§ **GIVEN EXERCISE**
Could you write out the listing from the start through the line containing "grid-col-0-g3 xyxy=(503,705,504,747)", both ends included, exactly as it appears?

[Element-and-box listings]
****************************************
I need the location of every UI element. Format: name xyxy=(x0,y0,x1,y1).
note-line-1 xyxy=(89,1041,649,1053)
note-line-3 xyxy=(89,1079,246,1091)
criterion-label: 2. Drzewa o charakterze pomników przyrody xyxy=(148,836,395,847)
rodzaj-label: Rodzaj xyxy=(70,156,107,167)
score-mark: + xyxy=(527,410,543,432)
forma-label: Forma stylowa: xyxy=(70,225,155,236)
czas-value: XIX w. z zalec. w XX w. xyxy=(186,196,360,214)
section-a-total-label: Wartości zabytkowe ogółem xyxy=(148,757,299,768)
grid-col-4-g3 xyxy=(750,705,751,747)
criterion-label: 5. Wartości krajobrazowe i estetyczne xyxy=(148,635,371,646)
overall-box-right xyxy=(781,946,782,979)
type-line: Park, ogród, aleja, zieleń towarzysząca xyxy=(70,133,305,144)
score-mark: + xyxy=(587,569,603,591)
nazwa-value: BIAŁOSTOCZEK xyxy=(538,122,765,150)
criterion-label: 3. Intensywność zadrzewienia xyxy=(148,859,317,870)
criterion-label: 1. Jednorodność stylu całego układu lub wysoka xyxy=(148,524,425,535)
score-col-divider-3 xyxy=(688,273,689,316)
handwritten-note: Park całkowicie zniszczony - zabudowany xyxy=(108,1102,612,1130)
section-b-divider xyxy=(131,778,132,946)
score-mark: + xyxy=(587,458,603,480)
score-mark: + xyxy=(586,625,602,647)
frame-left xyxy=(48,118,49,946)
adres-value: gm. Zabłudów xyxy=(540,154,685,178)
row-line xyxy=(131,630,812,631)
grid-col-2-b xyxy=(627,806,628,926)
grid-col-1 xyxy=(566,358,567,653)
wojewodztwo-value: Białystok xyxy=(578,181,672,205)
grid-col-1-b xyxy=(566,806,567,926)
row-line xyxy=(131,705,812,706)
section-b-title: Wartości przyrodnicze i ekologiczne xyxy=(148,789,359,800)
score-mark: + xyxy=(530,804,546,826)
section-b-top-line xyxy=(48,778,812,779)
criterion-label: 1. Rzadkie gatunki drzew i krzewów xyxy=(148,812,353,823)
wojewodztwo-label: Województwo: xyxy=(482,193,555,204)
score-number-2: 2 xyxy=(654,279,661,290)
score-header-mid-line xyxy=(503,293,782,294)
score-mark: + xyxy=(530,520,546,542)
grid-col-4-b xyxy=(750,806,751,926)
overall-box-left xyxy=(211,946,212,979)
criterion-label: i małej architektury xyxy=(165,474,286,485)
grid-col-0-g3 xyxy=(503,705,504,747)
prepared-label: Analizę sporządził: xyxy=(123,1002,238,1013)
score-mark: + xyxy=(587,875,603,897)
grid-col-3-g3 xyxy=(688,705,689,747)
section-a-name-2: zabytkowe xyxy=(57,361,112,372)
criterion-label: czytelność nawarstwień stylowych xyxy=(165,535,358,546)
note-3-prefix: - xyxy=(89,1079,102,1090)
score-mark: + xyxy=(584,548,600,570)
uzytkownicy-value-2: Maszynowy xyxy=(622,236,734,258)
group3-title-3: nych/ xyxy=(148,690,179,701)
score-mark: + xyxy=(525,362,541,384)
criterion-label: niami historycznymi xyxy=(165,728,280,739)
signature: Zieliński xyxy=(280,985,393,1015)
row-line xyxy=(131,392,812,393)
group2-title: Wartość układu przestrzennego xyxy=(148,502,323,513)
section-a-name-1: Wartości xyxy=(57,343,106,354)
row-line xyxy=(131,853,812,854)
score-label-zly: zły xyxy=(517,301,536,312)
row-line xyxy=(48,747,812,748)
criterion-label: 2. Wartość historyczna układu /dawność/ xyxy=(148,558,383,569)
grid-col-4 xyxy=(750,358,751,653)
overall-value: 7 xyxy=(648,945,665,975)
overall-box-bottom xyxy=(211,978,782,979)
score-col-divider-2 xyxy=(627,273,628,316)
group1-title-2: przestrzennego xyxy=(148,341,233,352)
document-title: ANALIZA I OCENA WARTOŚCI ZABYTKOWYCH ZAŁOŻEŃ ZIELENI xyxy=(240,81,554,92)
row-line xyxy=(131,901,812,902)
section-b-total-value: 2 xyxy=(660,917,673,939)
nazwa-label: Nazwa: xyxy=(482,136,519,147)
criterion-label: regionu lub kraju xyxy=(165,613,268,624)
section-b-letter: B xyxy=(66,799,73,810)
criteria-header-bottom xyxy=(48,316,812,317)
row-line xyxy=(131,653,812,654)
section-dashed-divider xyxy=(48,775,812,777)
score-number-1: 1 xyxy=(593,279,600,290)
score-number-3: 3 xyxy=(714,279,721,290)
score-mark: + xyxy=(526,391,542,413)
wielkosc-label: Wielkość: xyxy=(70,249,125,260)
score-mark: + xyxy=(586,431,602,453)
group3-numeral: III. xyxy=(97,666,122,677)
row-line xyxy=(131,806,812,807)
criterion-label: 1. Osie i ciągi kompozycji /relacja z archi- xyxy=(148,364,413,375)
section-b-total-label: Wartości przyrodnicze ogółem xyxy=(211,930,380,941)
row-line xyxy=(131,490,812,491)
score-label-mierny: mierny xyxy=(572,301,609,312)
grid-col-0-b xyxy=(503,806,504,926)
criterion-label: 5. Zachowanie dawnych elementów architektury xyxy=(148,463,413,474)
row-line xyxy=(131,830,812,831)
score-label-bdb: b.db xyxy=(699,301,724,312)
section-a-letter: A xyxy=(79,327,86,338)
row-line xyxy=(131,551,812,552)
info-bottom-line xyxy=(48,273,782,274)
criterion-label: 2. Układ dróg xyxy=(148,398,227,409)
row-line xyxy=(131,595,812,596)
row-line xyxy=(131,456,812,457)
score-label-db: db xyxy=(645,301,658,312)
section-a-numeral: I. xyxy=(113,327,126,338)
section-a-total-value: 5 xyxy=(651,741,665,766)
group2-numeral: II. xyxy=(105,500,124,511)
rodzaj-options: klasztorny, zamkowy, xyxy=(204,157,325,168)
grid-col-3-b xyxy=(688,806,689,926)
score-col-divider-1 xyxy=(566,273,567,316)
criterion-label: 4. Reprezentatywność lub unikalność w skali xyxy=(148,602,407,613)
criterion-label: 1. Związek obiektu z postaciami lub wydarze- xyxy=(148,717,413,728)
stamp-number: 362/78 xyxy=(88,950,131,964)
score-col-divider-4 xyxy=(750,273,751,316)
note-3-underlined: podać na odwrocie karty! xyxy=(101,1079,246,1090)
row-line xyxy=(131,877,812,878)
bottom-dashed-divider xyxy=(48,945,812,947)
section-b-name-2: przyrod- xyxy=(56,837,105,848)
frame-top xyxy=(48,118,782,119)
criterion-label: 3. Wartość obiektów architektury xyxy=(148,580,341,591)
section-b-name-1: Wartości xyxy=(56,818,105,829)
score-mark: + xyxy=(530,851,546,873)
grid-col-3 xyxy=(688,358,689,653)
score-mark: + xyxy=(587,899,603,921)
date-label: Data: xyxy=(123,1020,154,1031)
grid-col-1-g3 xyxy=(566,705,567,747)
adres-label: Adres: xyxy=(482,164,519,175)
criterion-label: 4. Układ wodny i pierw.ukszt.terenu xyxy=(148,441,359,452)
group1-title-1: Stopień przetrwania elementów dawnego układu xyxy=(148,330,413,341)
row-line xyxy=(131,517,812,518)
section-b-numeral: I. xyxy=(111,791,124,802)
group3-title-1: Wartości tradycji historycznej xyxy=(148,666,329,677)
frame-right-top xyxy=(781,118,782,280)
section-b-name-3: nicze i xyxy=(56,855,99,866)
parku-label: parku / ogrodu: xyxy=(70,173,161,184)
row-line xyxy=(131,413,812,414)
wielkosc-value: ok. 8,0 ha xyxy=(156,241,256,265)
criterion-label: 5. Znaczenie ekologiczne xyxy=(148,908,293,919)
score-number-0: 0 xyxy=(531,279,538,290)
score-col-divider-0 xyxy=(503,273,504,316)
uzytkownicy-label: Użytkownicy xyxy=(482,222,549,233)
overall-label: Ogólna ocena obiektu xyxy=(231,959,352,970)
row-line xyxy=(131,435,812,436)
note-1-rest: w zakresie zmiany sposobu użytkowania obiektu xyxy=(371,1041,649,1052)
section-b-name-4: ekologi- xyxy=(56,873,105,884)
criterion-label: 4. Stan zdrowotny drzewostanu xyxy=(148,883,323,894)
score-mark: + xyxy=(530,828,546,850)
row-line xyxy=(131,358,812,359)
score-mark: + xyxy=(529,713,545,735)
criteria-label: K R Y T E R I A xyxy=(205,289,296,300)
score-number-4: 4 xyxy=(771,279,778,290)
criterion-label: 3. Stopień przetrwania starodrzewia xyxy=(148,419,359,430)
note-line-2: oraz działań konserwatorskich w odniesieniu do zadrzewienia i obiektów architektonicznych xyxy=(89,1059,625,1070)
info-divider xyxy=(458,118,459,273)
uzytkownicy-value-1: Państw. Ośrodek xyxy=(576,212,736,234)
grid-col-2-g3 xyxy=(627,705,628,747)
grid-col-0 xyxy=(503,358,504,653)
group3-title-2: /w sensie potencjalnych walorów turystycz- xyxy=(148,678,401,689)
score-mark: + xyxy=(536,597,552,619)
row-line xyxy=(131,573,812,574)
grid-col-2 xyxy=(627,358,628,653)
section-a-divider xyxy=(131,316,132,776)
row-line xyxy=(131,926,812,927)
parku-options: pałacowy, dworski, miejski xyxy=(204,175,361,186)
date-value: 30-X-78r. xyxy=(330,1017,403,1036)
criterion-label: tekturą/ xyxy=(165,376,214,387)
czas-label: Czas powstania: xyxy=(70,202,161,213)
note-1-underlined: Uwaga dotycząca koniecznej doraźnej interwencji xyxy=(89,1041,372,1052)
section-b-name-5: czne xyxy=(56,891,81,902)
****************************************
§ **RESPONSE BELOW**
I need the location of every UI element. Format: name xyxy=(x0,y0,x1,y1).
note-line-1 xyxy=(89,1041,649,1053)
note-line-3 xyxy=(89,1079,246,1091)
criterion-label: 2. Drzewa o charakterze pomników przyrody xyxy=(148,836,395,847)
rodzaj-label: Rodzaj xyxy=(70,156,107,167)
score-mark: + xyxy=(527,410,543,432)
forma-label: Forma stylowa: xyxy=(70,225,155,236)
czas-value: XIX w. z zalec. w XX w. xyxy=(186,196,360,214)
section-a-total-label: Wartości zabytkowe ogółem xyxy=(148,757,299,768)
grid-col-4-g3 xyxy=(750,705,751,747)
criterion-label: 5. Wartości krajobrazowe i estetyczne xyxy=(148,635,371,646)
overall-box-right xyxy=(781,946,782,979)
type-line: Park, ogród, aleja, zieleń towarzysząca xyxy=(70,133,305,144)
score-mark: + xyxy=(587,569,603,591)
nazwa-value: BIAŁOSTOCZEK xyxy=(538,122,765,150)
criterion-label: 3. Intensywność zadrzewienia xyxy=(148,859,317,870)
criterion-label: 1. Jednorodność stylu całego układu lub wysoka xyxy=(148,524,425,535)
score-col-divider-3 xyxy=(688,273,689,316)
handwritten-note: Park całkowicie zniszczony - zabudowany xyxy=(108,1102,612,1130)
section-b-divider xyxy=(131,778,132,946)
score-mark: + xyxy=(587,458,603,480)
score-mark: + xyxy=(586,625,602,647)
frame-left xyxy=(48,118,49,946)
adres-value: gm. Zabłudów xyxy=(540,154,685,178)
row-line xyxy=(131,630,812,631)
grid-col-2-b xyxy=(627,806,628,926)
grid-col-1 xyxy=(566,358,567,653)
wojewodztwo-value: Białystok xyxy=(578,181,672,205)
grid-col-1-b xyxy=(566,806,567,926)
row-line xyxy=(131,705,812,706)
section-b-title: Wartości przyrodnicze i ekologiczne xyxy=(148,789,359,800)
score-mark: + xyxy=(530,804,546,826)
section-b-top-line xyxy=(48,778,812,779)
criterion-label: 1. Rzadkie gatunki drzew i krzewów xyxy=(148,812,353,823)
wojewodztwo-label: Województwo: xyxy=(482,193,555,204)
score-number-2: 2 xyxy=(654,279,661,290)
score-header-mid-line xyxy=(503,293,782,294)
score-mark: + xyxy=(530,520,546,542)
grid-col-4-b xyxy=(750,806,751,926)
overall-box-left xyxy=(211,946,212,979)
criterion-label: i małej architektury xyxy=(165,474,286,485)
grid-col-0-g3 xyxy=(503,705,504,747)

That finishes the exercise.